WRITTEN INSTRUCTION: Reproduce the listing word for word. Skip any image.
[Start RECORD EXCERPTS]
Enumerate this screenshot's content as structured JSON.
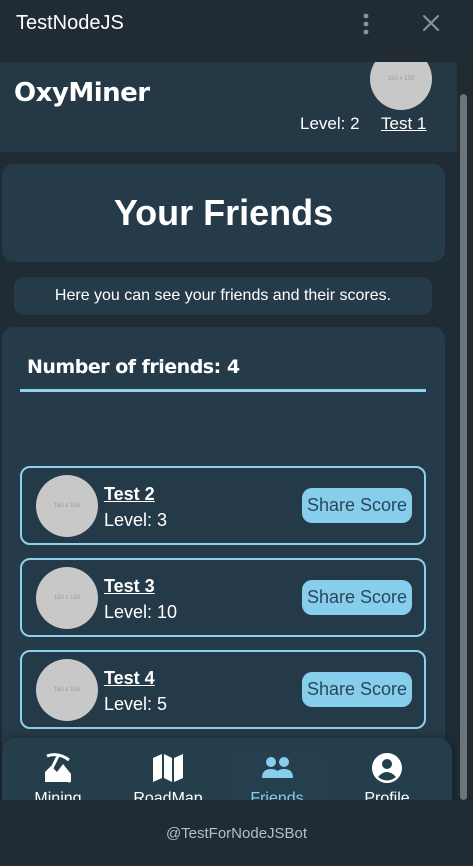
{
  "window": {
    "title": "TestNodeJS"
  },
  "header": {
    "brand": "OxyMiner",
    "avatar_placeholder": "150 x 150",
    "level_text": "Level: 2",
    "username": "Test 1"
  },
  "page": {
    "title": "Your Friends",
    "subtitle": "Here you can see your friends and their scores."
  },
  "friends": {
    "count_label": "Number of friends: 4",
    "share_label": "Share Score",
    "items": [
      {
        "name": "Test 2",
        "level": "Level: 3",
        "avatar_placeholder": "150 x 150"
      },
      {
        "name": "Test 3",
        "level": "Level: 10",
        "avatar_placeholder": "150 x 150"
      },
      {
        "name": "Test 4",
        "level": "Level: 5",
        "avatar_placeholder": "150 x 150"
      }
    ]
  },
  "nav": {
    "items": [
      {
        "label": "Mining",
        "icon": "mining-icon"
      },
      {
        "label": "RoadMap",
        "icon": "map-icon"
      },
      {
        "label": "Friends",
        "icon": "users-icon",
        "active": true
      },
      {
        "label": "Profile",
        "icon": "user-circle-icon"
      }
    ]
  },
  "footer": {
    "bot_handle": "@TestForNodeJSBot"
  },
  "colors": {
    "background": "#212b33",
    "card": "#263b49",
    "accent": "#87ceec",
    "header": "#253845"
  }
}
[End RECORD EXCERPTS]
EXPECTED ANSWER:
Enumerate this screenshot's content as structured JSON.
{
  "window": {
    "title": "TestNodeJS"
  },
  "header": {
    "brand": "OxyMiner",
    "avatar_placeholder": "150 x 150",
    "level_text": "Level: 2",
    "username": "Test 1"
  },
  "page": {
    "title": "Your Friends",
    "subtitle": "Here you can see your friends and their scores."
  },
  "friends": {
    "count_label": "Number of friends: 4",
    "share_label": "Share Score",
    "items": [
      {
        "name": "Test 2",
        "level": "Level: 3",
        "avatar_placeholder": "150 x 150"
      },
      {
        "name": "Test 3",
        "level": "Level: 10",
        "avatar_placeholder": "150 x 150"
      },
      {
        "name": "Test 4",
        "level": "Level: 5",
        "avatar_placeholder": "150 x 150"
      }
    ]
  },
  "nav": {
    "items": [
      {
        "label": "Mining",
        "icon": "mining-icon"
      },
      {
        "label": "RoadMap",
        "icon": "map-icon"
      },
      {
        "label": "Friends",
        "icon": "users-icon",
        "active": true
      },
      {
        "label": "Profile",
        "icon": "user-circle-icon"
      }
    ]
  },
  "footer": {
    "bot_handle": "@TestForNodeJSBot"
  },
  "colors": {
    "background": "#212b33",
    "card": "#263b49",
    "accent": "#87ceec",
    "header": "#253845"
  }
}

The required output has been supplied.